_Exercise description_.
Compile every line that includes the word "name".

— Start Input —

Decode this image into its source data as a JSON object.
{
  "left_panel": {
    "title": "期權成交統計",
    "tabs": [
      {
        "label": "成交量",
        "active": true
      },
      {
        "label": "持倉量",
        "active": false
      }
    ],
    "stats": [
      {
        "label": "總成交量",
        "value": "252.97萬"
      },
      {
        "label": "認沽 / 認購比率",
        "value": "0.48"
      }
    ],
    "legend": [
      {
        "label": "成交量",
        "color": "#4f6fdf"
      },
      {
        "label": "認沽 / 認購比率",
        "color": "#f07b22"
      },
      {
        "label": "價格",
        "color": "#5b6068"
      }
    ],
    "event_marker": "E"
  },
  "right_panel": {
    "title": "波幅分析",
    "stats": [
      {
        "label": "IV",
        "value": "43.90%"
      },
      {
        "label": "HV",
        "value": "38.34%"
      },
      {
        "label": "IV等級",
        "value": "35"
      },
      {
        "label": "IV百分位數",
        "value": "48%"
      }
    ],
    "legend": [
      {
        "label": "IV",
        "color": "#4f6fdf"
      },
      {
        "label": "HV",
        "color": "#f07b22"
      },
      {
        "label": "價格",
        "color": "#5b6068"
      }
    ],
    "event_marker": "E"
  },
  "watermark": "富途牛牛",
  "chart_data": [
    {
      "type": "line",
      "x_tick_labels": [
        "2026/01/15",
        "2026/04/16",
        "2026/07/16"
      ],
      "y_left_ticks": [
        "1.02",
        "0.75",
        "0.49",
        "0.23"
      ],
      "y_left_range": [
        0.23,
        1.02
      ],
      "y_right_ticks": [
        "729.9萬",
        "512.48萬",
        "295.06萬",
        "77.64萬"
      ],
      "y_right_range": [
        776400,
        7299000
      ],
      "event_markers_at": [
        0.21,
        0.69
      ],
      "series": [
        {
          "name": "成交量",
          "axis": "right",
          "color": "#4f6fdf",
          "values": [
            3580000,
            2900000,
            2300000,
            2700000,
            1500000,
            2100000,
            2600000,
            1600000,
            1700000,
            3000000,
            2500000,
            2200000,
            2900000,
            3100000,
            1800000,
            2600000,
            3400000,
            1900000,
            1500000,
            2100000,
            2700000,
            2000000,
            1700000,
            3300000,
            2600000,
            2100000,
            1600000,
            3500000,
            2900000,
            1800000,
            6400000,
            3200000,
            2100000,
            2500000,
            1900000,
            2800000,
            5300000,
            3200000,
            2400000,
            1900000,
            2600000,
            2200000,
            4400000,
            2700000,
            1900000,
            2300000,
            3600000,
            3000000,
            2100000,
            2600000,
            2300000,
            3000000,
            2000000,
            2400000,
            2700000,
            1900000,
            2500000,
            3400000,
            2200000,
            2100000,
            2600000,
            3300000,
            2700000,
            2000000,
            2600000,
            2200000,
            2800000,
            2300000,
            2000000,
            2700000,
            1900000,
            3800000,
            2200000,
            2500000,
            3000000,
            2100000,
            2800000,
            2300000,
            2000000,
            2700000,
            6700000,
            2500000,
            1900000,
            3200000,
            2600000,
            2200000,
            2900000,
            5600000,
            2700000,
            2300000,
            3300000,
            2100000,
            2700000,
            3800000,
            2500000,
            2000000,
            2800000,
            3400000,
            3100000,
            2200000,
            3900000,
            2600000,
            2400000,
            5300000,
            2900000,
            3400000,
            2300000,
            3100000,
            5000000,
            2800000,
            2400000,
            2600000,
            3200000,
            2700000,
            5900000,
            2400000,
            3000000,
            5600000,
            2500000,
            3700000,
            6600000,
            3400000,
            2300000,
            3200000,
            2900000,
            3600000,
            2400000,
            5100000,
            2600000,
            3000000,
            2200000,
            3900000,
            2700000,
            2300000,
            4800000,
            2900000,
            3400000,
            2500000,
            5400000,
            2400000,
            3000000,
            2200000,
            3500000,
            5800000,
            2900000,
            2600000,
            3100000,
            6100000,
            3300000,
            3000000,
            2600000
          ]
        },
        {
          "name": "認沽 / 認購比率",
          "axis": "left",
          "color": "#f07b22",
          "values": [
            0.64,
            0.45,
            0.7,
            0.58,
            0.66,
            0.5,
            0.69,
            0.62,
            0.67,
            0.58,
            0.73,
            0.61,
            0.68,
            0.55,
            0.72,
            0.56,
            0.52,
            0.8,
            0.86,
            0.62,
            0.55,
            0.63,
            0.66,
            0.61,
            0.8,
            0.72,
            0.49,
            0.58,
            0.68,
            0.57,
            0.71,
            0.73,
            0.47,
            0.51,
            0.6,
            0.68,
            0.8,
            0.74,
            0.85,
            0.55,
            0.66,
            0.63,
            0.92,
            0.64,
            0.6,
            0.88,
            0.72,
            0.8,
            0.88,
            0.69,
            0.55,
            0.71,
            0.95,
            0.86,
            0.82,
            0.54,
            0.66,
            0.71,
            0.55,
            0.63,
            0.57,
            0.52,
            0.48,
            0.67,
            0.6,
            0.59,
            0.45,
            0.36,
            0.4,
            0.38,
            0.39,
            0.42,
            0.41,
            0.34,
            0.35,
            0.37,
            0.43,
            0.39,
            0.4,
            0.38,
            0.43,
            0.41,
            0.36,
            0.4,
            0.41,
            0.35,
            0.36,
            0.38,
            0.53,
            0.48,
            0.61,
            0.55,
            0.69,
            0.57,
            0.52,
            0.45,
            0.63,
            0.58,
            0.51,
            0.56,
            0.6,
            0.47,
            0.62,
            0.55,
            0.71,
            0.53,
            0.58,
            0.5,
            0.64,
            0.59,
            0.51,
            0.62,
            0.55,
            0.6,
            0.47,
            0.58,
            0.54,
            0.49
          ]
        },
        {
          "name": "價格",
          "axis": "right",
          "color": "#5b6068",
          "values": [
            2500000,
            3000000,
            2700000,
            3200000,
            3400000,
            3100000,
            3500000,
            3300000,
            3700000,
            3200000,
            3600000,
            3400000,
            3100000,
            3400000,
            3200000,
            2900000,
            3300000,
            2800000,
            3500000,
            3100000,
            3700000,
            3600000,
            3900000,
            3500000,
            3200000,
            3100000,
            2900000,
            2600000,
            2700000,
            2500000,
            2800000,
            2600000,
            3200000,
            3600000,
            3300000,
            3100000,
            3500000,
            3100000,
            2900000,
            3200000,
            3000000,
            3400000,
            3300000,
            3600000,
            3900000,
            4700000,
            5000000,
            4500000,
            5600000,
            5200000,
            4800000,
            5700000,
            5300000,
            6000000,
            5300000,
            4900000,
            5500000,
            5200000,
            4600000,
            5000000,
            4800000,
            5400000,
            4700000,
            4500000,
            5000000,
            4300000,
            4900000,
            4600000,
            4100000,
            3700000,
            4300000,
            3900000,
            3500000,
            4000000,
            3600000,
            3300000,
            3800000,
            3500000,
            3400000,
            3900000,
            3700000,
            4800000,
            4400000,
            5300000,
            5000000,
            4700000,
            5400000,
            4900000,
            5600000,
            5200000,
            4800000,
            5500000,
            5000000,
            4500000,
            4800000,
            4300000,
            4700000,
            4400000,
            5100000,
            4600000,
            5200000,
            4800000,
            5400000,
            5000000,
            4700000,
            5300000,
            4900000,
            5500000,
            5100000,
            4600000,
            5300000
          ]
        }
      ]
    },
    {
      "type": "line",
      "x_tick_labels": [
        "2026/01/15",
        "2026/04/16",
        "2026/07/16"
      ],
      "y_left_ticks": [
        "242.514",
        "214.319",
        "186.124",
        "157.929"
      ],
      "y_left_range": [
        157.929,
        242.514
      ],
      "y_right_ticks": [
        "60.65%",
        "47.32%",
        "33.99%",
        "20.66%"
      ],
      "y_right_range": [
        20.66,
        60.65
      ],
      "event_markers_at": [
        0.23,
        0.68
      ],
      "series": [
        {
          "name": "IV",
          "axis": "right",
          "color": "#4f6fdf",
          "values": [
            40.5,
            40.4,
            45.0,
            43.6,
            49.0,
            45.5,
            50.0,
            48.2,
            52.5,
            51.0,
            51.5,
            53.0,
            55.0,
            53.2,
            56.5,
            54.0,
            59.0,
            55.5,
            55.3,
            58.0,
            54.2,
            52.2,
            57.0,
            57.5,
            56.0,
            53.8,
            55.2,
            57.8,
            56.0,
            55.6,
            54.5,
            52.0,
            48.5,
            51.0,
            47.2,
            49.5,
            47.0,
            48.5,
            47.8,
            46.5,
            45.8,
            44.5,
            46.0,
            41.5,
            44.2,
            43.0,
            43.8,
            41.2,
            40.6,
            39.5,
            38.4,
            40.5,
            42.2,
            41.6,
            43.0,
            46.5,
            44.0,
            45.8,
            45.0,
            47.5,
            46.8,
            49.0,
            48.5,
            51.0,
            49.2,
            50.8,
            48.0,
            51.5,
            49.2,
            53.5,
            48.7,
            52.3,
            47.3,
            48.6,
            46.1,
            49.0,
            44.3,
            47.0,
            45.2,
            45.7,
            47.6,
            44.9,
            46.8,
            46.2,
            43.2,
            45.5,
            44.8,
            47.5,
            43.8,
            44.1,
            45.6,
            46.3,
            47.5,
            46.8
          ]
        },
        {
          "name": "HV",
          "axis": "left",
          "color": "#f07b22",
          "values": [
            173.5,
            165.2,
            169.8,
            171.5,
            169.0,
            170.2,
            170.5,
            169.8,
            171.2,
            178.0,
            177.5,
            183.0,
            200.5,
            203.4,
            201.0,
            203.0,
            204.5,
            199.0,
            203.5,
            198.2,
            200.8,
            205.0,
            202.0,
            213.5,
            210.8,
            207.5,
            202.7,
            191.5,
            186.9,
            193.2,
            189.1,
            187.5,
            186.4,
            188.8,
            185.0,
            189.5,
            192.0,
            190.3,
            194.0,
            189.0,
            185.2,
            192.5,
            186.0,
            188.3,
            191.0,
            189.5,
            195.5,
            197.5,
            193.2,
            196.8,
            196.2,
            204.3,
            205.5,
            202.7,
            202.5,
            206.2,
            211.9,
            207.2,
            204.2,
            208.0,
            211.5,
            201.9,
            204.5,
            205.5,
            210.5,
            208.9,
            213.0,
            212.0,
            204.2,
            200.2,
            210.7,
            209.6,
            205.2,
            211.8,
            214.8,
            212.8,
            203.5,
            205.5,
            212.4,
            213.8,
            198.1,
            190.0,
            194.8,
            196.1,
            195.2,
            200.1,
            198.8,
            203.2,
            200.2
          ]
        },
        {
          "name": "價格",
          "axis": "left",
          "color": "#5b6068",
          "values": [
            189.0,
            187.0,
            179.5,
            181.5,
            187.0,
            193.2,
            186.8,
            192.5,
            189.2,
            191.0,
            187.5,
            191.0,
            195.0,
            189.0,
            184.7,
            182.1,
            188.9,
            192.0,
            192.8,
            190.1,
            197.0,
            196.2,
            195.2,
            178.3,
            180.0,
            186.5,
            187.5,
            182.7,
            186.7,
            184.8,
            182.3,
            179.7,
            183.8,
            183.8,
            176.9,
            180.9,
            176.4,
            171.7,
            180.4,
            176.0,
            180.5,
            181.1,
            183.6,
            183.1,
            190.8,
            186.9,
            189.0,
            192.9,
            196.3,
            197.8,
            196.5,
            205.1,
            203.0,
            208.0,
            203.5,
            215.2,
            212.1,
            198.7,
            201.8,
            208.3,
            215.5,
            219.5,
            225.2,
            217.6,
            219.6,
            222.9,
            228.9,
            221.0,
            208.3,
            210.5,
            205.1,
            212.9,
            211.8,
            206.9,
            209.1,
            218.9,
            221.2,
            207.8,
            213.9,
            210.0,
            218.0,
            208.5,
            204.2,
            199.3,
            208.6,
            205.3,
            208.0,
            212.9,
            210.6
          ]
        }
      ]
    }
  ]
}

— End Input —

_Complete response_.
          "name": "成交量",
          "name": "認沽 / 認購比率",
          "name": "價格",
          "name": "IV",
          "name": "HV",
          "name": "價格",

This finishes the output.